(Stored items)
---+---

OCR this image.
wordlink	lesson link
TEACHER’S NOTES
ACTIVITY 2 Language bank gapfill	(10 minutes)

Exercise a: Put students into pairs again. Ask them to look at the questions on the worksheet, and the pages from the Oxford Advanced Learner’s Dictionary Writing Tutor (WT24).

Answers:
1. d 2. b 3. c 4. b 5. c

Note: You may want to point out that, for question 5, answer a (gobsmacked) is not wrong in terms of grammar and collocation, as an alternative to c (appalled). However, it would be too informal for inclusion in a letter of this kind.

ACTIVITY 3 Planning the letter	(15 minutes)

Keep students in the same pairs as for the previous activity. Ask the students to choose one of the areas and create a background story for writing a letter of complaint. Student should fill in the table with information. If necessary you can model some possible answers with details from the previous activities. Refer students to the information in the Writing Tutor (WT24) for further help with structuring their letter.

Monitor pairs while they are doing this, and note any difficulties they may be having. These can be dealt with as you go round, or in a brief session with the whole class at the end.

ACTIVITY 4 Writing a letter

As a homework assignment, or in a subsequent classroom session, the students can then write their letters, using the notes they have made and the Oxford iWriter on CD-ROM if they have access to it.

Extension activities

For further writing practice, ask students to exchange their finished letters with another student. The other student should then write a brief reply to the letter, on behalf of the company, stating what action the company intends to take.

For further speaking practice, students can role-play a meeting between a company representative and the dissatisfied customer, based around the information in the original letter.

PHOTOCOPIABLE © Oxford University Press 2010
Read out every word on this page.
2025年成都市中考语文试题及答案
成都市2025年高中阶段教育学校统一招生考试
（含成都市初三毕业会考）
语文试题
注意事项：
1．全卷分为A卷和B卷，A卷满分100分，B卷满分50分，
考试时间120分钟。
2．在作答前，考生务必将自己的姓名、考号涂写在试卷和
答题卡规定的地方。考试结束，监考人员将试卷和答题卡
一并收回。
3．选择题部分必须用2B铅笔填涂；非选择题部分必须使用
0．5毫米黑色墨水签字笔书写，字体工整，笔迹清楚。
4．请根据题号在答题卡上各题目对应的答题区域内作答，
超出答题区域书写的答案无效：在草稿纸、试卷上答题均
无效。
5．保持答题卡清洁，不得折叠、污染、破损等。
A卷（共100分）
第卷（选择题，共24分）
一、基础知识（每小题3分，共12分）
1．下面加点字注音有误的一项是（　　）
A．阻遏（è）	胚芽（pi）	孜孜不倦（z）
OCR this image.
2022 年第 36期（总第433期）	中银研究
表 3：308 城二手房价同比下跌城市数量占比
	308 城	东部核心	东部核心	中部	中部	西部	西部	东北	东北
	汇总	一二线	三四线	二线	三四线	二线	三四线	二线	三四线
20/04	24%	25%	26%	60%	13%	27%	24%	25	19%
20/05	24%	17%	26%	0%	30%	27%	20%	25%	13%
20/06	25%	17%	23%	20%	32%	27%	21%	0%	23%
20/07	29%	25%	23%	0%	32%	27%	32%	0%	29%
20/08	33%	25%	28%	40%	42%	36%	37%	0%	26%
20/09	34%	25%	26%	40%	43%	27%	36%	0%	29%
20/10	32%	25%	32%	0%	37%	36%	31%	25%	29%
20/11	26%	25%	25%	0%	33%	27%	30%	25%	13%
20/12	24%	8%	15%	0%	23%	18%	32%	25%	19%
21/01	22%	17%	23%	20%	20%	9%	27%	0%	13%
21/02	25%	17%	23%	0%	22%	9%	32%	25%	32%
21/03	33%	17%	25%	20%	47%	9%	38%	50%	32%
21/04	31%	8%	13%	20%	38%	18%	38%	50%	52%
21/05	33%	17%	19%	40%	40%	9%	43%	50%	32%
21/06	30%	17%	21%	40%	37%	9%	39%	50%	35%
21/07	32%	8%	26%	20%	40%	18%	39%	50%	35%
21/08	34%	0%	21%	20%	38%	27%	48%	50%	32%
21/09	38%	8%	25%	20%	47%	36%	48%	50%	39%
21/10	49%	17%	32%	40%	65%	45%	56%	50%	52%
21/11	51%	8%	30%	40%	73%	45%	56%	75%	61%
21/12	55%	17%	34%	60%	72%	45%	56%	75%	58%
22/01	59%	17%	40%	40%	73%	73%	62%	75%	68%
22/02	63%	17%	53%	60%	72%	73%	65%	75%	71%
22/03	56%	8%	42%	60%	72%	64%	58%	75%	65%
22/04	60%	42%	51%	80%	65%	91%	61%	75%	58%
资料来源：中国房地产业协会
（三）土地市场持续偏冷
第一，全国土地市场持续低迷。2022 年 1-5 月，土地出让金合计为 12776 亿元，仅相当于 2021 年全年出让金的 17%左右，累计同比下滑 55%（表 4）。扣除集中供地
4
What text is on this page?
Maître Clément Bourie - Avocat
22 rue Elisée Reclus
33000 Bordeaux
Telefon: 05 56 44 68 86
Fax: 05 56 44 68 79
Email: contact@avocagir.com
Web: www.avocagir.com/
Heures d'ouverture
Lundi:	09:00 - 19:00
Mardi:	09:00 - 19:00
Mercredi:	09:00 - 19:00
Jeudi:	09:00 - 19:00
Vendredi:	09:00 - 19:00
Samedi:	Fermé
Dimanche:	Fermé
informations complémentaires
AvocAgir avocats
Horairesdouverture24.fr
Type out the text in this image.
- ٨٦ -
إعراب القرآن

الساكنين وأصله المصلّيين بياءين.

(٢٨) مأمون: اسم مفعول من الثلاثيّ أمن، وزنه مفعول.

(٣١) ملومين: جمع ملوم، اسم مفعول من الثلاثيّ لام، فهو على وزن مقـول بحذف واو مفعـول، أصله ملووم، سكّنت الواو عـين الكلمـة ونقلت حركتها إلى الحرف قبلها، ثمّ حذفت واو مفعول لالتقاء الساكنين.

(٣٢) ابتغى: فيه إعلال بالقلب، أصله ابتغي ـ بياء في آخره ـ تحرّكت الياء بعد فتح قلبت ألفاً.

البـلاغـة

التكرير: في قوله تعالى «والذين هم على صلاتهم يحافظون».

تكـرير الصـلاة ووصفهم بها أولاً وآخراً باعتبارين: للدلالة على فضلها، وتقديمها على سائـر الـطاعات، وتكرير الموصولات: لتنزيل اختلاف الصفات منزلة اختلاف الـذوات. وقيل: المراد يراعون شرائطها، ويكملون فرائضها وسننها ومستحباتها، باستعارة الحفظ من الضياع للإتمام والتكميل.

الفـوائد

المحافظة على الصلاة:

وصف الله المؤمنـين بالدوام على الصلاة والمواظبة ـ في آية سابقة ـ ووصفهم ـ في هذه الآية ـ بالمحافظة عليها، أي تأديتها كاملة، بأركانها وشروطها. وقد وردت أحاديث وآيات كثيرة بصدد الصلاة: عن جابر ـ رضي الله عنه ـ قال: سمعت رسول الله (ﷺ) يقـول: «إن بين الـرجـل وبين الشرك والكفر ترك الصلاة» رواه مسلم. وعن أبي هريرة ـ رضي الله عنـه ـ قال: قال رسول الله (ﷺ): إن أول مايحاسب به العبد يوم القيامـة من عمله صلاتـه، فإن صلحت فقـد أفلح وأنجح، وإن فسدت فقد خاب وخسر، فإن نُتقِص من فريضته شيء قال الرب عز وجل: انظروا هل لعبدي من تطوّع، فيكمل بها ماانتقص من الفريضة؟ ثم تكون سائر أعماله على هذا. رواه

---+---

→ **What you should do**
Identify lines with the string "الساكنين". Copy each one.

→ **Solved exercise**
الساكنين وأصله المصلّيين بياءين.
(٣١) ملومين: جمع ملوم، اسم مفعول من الثلاثيّ لام، فهو على وزن مقـول بحذف واو مفعـول، أصله ملووم، سكّنت الواو عـين الكلمـة ونقلت حركتها إلى الحرف قبلها، ثمّ حذفت واو مفعول لالتقاء الساكنين.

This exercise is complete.